Answer with a single number, the count of lines holding the word "Cycle".

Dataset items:
[Begin]
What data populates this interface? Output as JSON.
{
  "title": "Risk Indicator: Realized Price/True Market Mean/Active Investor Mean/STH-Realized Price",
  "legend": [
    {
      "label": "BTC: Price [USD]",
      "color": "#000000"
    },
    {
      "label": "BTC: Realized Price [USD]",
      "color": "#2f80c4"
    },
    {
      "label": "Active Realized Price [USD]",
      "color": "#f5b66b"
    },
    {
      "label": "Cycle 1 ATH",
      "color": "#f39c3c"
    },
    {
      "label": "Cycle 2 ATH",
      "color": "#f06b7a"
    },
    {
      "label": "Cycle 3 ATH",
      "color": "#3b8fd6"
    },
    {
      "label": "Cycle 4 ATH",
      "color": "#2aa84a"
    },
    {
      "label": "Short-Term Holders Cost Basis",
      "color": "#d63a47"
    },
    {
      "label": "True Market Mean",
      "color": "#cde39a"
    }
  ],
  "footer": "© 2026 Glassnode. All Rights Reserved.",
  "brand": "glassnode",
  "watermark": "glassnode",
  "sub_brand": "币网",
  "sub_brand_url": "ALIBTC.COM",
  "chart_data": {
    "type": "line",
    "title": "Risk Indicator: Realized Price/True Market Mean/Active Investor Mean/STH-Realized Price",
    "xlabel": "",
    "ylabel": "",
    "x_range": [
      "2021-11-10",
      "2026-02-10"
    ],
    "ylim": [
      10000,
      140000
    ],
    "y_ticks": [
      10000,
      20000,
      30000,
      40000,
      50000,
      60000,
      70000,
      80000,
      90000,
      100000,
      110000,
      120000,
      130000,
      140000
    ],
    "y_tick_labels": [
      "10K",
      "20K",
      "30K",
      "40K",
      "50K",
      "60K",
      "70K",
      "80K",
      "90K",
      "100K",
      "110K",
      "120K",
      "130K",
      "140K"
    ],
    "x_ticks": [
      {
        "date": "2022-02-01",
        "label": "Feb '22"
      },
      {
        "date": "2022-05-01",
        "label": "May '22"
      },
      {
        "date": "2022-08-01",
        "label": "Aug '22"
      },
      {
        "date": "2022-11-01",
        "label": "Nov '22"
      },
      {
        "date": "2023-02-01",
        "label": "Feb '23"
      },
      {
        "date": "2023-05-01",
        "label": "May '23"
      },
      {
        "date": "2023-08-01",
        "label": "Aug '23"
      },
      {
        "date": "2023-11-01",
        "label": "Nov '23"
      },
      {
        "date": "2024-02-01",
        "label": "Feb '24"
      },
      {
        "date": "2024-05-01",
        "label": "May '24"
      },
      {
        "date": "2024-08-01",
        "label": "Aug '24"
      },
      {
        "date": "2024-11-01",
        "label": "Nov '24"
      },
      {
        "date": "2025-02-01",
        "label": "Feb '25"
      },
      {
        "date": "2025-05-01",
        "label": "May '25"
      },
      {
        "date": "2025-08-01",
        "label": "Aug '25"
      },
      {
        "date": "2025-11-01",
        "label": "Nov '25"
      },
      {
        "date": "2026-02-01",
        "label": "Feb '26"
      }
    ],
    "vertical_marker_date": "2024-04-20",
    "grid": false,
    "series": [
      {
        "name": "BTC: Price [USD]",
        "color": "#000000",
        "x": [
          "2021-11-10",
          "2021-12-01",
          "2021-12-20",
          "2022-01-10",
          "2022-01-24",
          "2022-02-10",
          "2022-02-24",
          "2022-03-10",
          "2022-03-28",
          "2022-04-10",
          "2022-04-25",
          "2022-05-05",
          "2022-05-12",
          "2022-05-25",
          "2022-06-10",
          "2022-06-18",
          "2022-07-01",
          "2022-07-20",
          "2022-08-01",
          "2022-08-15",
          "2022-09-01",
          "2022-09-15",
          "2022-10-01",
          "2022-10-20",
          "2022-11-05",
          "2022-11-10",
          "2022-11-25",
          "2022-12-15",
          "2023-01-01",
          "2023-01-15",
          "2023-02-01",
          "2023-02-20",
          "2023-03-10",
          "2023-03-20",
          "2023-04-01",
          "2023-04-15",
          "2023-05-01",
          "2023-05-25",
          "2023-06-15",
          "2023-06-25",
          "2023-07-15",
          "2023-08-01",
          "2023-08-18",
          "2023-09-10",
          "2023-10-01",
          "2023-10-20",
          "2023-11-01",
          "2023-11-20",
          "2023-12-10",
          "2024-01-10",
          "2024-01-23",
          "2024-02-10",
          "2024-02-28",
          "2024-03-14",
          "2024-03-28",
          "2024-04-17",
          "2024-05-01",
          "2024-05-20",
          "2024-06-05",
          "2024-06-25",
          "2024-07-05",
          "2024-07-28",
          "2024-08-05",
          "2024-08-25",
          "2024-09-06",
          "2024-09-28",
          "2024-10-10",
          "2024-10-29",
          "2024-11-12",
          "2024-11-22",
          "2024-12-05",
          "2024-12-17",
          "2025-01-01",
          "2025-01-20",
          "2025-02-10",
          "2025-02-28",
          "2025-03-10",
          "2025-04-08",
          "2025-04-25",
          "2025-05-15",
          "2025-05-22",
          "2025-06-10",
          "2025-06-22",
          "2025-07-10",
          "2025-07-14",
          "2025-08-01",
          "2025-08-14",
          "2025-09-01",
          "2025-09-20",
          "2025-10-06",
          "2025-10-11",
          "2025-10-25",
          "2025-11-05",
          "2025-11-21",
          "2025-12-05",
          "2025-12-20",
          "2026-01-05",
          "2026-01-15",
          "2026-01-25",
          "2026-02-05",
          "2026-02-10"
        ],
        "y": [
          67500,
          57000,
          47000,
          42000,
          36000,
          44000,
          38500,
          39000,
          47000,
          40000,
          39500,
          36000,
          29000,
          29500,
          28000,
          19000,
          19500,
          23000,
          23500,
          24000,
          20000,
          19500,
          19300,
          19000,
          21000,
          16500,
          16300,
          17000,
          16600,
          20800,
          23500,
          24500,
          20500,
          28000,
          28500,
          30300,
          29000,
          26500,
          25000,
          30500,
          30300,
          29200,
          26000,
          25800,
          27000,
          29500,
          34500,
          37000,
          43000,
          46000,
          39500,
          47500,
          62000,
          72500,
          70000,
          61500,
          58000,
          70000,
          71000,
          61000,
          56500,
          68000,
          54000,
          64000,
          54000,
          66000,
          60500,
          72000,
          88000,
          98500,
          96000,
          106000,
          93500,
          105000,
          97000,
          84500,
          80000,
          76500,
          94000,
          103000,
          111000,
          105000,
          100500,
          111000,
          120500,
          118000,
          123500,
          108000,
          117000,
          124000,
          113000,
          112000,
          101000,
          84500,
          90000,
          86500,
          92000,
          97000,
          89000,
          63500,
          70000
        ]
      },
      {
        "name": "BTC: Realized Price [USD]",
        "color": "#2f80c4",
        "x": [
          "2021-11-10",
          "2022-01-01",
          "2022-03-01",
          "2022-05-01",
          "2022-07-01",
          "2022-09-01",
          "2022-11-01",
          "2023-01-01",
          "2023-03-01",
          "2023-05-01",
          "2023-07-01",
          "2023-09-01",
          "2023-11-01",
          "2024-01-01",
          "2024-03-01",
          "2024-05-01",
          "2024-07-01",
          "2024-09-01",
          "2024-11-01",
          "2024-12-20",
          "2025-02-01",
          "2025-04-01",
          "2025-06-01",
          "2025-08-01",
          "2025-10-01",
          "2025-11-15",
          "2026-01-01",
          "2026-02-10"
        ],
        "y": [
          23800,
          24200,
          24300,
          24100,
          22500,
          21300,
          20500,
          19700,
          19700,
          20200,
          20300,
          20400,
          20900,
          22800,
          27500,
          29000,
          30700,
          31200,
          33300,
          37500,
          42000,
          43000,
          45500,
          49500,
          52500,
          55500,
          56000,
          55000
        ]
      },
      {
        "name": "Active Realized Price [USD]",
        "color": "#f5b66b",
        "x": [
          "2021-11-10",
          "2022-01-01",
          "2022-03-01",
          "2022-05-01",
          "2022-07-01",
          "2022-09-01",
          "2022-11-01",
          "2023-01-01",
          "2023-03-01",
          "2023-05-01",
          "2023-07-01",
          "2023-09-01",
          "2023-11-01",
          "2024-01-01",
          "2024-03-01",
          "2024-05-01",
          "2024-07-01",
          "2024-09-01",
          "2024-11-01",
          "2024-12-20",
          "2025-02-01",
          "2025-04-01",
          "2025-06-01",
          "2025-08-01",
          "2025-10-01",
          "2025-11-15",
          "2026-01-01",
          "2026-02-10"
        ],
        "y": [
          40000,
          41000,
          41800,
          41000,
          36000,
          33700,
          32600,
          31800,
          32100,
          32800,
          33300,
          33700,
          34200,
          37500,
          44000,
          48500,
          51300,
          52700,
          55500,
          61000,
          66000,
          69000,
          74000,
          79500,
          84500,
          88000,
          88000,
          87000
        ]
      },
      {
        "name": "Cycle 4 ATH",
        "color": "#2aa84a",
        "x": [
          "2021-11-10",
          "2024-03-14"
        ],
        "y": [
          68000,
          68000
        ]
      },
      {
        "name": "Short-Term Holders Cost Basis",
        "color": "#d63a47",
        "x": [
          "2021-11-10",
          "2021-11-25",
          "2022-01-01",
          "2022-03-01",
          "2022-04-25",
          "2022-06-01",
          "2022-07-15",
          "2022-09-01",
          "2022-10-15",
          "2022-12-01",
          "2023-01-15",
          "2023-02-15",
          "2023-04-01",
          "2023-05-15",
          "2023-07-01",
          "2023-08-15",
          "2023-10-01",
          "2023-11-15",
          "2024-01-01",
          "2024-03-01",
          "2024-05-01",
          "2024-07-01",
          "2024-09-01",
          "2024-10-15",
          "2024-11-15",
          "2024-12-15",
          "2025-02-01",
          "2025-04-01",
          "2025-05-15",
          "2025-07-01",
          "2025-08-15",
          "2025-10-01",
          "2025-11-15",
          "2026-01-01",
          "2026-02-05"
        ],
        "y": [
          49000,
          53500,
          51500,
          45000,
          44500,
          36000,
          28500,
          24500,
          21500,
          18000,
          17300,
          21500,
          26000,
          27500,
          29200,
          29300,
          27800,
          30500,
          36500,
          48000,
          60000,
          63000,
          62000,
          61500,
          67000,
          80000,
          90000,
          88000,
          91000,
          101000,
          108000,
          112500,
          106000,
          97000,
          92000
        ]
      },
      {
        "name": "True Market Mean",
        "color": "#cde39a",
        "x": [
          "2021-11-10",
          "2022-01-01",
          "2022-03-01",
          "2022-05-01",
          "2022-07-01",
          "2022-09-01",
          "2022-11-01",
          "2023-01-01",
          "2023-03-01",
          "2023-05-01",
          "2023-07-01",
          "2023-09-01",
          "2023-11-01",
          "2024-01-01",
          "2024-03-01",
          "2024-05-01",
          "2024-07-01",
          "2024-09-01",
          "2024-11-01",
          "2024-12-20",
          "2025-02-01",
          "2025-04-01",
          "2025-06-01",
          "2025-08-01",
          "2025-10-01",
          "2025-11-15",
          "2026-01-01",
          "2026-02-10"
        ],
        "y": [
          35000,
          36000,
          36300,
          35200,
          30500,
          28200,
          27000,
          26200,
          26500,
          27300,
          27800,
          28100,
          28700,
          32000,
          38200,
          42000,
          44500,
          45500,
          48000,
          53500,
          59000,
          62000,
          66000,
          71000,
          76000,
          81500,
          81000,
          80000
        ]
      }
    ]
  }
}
[End]
§ **Solution for this problem**:
5